**Given request**
Read the records below and copy each line that contains "gamma".

**Provided information**
- - - - - - -

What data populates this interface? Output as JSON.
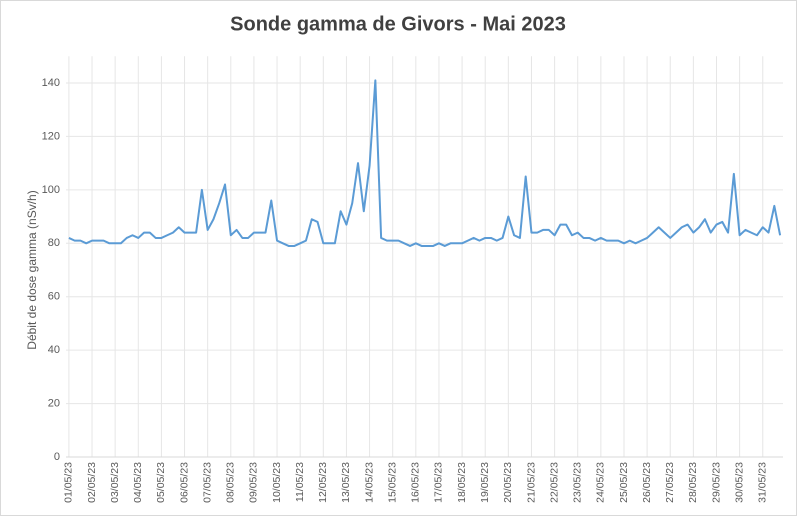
{
  "chart_data": {
    "type": "line",
    "title": "Sonde gamma de Givors - Mai 2023",
    "y_label": "Débit de dose gamma (nSv/h)",
    "categories": [
      "01/05/23",
      null,
      null,
      null,
      "02/05/23",
      null,
      null,
      null,
      "03/05/23",
      null,
      null,
      null,
      "04/05/23",
      null,
      null,
      null,
      "05/05/23",
      null,
      null,
      null,
      "06/05/23",
      null,
      null,
      null,
      "07/05/23",
      null,
      null,
      null,
      "08/05/23",
      null,
      null,
      null,
      "09/05/23",
      null,
      null,
      null,
      "10/05/23",
      null,
      null,
      null,
      "11/05/23",
      null,
      null,
      null,
      "12/05/23",
      null,
      null,
      null,
      "13/05/23",
      null,
      null,
      null,
      "14/05/23",
      null,
      null,
      null,
      "15/05/23",
      null,
      null,
      null,
      "16/05/23",
      null,
      null,
      null,
      "17/05/23",
      null,
      null,
      null,
      "18/05/23",
      null,
      null,
      null,
      "19/05/23",
      null,
      null,
      null,
      "20/05/23",
      null,
      null,
      null,
      "21/05/23",
      null,
      null,
      null,
      "22/05/23",
      null,
      null,
      null,
      "23/05/23",
      null,
      null,
      null,
      "24/05/23",
      null,
      null,
      null,
      "25/05/23",
      null,
      null,
      null,
      "26/05/23",
      null,
      null,
      null,
      "27/05/23",
      null,
      null,
      null,
      "28/05/23",
      null,
      null,
      null,
      "29/05/23",
      null,
      null,
      null,
      "30/05/23",
      null,
      null,
      null,
      "31/05/23",
      null,
      null,
      null
    ],
    "values": [
      82,
      81,
      81,
      80,
      81,
      81,
      81,
      80,
      80,
      80,
      82,
      83,
      82,
      84,
      84,
      82,
      82,
      83,
      84,
      86,
      84,
      84,
      84,
      100,
      85,
      89,
      95,
      102,
      83,
      85,
      82,
      82,
      84,
      84,
      84,
      96,
      81,
      80,
      79,
      79,
      80,
      81,
      89,
      88,
      80,
      80,
      80,
      92,
      87,
      95,
      110,
      92,
      109,
      141,
      82,
      81,
      81,
      81,
      80,
      79,
      80,
      79,
      79,
      79,
      80,
      79,
      80,
      80,
      80,
      81,
      82,
      81,
      82,
      82,
      81,
      82,
      90,
      83,
      82,
      105,
      84,
      84,
      85,
      85,
      83,
      87,
      87,
      83,
      84,
      82,
      82,
      81,
      82,
      81,
      81,
      81,
      80,
      81,
      80,
      81,
      82,
      84,
      86,
      84,
      82,
      84,
      86,
      87,
      84,
      86,
      89,
      84,
      87,
      88,
      84,
      106,
      83,
      85,
      84,
      83,
      86,
      84,
      94,
      83
    ],
    "color": "#5b9bd5",
    "ylim": [
      0,
      150
    ],
    "yticks": [
      0,
      20,
      40,
      60,
      80,
      100,
      120,
      140
    ],
    "grid": true
  }
}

- - - - - - -

**Answer**
    "title": "Sonde gamma de Givors - Mai 2023",
    "y_label": "Débit de dose gamma (nSv/h)",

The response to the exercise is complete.